## [DATA FOR THIS TASK]
**********

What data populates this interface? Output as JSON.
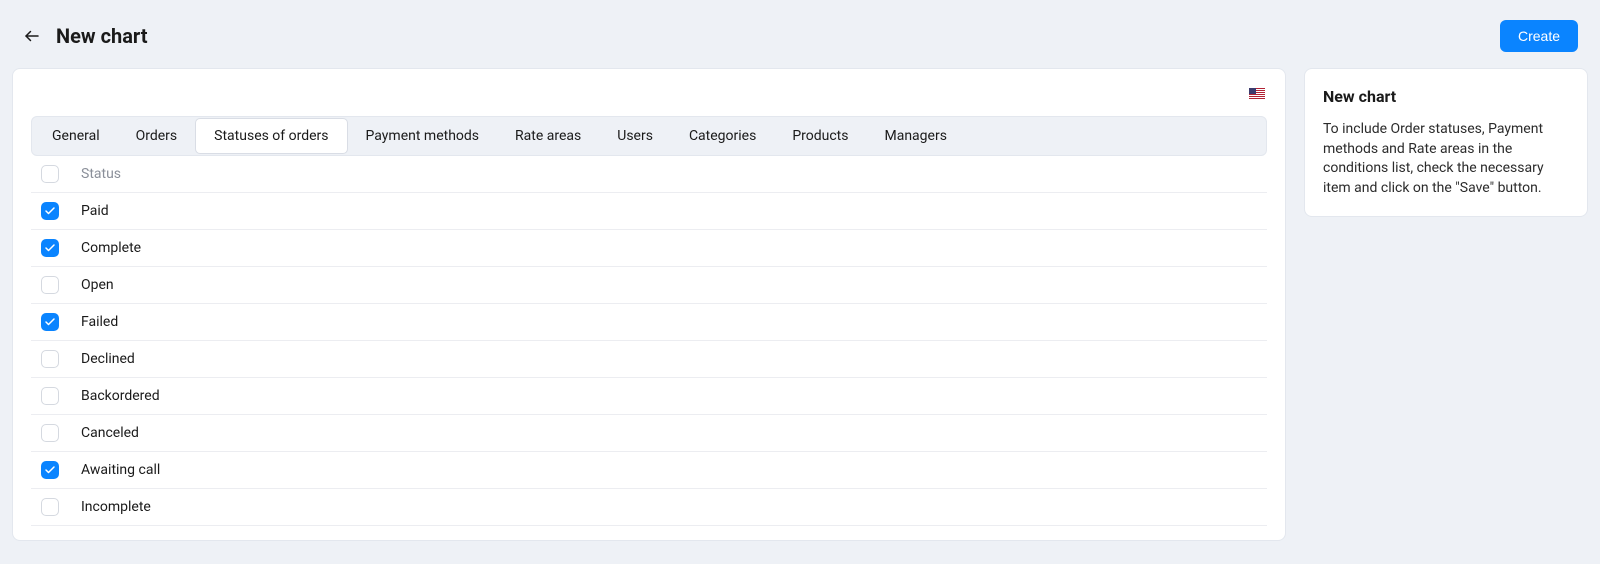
{
  "page_title": "New chart",
  "create_button_label": "Create",
  "language_flag": "en-US",
  "tabs": [
    {
      "label": "General"
    },
    {
      "label": "Orders"
    },
    {
      "label": "Statuses of orders",
      "active": true
    },
    {
      "label": "Payment methods"
    },
    {
      "label": "Rate areas"
    },
    {
      "label": "Users"
    },
    {
      "label": "Categories"
    },
    {
      "label": "Products"
    },
    {
      "label": "Managers"
    }
  ],
  "table": {
    "header_label": "Status",
    "rows": [
      {
        "label": "Paid",
        "checked": true
      },
      {
        "label": "Complete",
        "checked": true
      },
      {
        "label": "Open",
        "checked": false
      },
      {
        "label": "Failed",
        "checked": true
      },
      {
        "label": "Declined",
        "checked": false
      },
      {
        "label": "Backordered",
        "checked": false
      },
      {
        "label": "Canceled",
        "checked": false
      },
      {
        "label": "Awaiting call",
        "checked": true
      },
      {
        "label": "Incomplete",
        "checked": false
      }
    ]
  },
  "sidebar": {
    "title": "New chart",
    "text": "To include Order statuses, Payment methods and Rate areas in the conditions list, check the necessary item and click on the \"Save\" button."
  }
}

**********

## [WHAT TO PRODUCE]
Every line of the data above should be quoted exactly. Omit the pictures.

## [THE SOLUTION]
What data populates this interface? Output as JSON.
{
  "page_title": "New chart",
  "create_button_label": "Create",
  "language_flag": "en-US",
  "tabs": [
    {
      "label": "General"
    },
    {
      "label": "Orders"
    },
    {
      "label": "Statuses of orders",
      "active": true
    },
    {
      "label": "Payment methods"
    },
    {
      "label": "Rate areas"
    },
    {
      "label": "Users"
    },
    {
      "label": "Categories"
    },
    {
      "label": "Products"
    },
    {
      "label": "Managers"
    }
  ],
  "table": {
    "header_label": "Status",
    "rows": [
      {
        "label": "Paid",
        "checked": true
      },
      {
        "label": "Complete",
        "checked": true
      },
      {
        "label": "Open",
        "checked": false
      },
      {
        "label": "Failed",
        "checked": true
      },
      {
        "label": "Declined",
        "checked": false
      },
      {
        "label": "Backordered",
        "checked": false
      },
      {
        "label": "Canceled",
        "checked": false
      },
      {
        "label": "Awaiting call",
        "checked": true
      },
      {
        "label": "Incomplete",
        "checked": false
      }
    ]
  },
  "sidebar": {
    "title": "New chart",
    "text": "To include Order statuses, Payment methods and Rate areas in the conditions list, check the necessary item and click on the \"Save\" button."
  }
}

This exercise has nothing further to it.